- YOUR GOAL: Copy the full set of lines exactly as given.

[Records from a collection of figures]
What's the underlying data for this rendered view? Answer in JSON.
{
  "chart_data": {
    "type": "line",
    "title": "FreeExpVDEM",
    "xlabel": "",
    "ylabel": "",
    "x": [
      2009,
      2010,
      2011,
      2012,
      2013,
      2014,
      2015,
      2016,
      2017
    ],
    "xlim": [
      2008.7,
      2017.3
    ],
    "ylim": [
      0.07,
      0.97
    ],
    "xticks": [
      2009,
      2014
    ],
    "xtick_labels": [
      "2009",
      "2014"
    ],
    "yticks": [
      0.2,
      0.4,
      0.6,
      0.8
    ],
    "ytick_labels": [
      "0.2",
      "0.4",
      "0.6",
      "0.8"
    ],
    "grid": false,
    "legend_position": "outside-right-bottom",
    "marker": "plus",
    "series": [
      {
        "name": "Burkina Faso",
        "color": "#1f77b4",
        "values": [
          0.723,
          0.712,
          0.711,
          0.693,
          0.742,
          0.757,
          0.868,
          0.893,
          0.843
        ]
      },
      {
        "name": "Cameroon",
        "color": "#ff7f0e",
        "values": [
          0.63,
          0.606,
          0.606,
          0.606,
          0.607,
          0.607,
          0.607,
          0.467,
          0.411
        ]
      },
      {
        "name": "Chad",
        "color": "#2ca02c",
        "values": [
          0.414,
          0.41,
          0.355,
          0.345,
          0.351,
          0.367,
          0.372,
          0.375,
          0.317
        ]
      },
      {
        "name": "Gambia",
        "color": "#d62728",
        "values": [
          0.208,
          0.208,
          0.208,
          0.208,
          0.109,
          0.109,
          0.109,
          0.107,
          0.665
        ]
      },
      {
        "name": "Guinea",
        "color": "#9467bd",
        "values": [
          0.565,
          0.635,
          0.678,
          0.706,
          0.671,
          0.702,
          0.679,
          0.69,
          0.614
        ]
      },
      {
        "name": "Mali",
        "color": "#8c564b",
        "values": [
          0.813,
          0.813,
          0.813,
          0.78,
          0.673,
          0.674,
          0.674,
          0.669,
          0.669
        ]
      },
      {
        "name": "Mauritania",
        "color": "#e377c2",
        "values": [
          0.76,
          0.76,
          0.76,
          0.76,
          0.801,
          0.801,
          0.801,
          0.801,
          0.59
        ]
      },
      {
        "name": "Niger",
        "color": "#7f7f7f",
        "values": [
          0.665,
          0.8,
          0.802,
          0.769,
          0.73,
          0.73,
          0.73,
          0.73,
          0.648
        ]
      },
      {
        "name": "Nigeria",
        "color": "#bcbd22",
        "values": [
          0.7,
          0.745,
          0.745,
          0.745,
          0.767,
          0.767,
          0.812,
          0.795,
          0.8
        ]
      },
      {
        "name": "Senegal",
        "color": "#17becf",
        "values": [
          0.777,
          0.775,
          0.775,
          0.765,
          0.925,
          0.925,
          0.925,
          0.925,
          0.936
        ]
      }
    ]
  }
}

- THE OUTPUT:
What's the underlying data for this rendered view? Answer in JSON.
{
  "chart_data": {
    "type": "line",
    "title": "FreeExpVDEM",
    "xlabel": "",
    "ylabel": "",
    "x": [
      2009,
      2010,
      2011,
      2012,
      2013,
      2014,
      2015,
      2016,
      2017
    ],
    "xlim": [
      2008.7,
      2017.3
    ],
    "ylim": [
      0.07,
      0.97
    ],
    "xticks": [
      2009,
      2014
    ],
    "xtick_labels": [
      "2009",
      "2014"
    ],
    "yticks": [
      0.2,
      0.4,
      0.6,
      0.8
    ],
    "ytick_labels": [
      "0.2",
      "0.4",
      "0.6",
      "0.8"
    ],
    "grid": false,
    "legend_position": "outside-right-bottom",
    "marker": "plus",
    "series": [
      {
        "name": "Burkina Faso",
        "color": "#1f77b4",
        "values": [
          0.723,
          0.712,
          0.711,
          0.693,
          0.742,
          0.757,
          0.868,
          0.893,
          0.843
        ]
      },
      {
        "name": "Cameroon",
        "color": "#ff7f0e",
        "values": [
          0.63,
          0.606,
          0.606,
          0.606,
          0.607,
          0.607,
          0.607,
          0.467,
          0.411
        ]
      },
      {
        "name": "Chad",
        "color": "#2ca02c",
        "values": [
          0.414,
          0.41,
          0.355,
          0.345,
          0.351,
          0.367,
          0.372,
          0.375,
          0.317
        ]
      },
      {
        "name": "Gambia",
        "color": "#d62728",
        "values": [
          0.208,
          0.208,
          0.208,
          0.208,
          0.109,
          0.109,
          0.109,
          0.107,
          0.665
        ]
      },
      {
        "name": "Guinea",
        "color": "#9467bd",
        "values": [
          0.565,
          0.635,
          0.678,
          0.706,
          0.671,
          0.702,
          0.679,
          0.69,
          0.614
        ]
      },
      {
        "name": "Mali",
        "color": "#8c564b",
        "values": [
          0.813,
          0.813,
          0.813,
          0.78,
          0.673,
          0.674,
          0.674,
          0.669,
          0.669
        ]
      },
      {
        "name": "Mauritania",
        "color": "#e377c2",
        "values": [
          0.76,
          0.76,
          0.76,
          0.76,
          0.801,
          0.801,
          0.801,
          0.801,
          0.59
        ]
      },
      {
        "name": "Niger",
        "color": "#7f7f7f",
        "values": [
          0.665,
          0.8,
          0.802,
          0.769,
          0.73,
          0.73,
          0.73,
          0.73,
          0.648
        ]
      },
      {
        "name": "Nigeria",
        "color": "#bcbd22",
        "values": [
          0.7,
          0.745,
          0.745,
          0.745,
          0.767,
          0.767,
          0.812,
          0.795,
          0.8
        ]
      },
      {
        "name": "Senegal",
        "color": "#17becf",
        "values": [
          0.777,
          0.775,
          0.775,
          0.765,
          0.925,
          0.925,
          0.925,
          0.925,
          0.936
        ]
      }
    ]
  }
}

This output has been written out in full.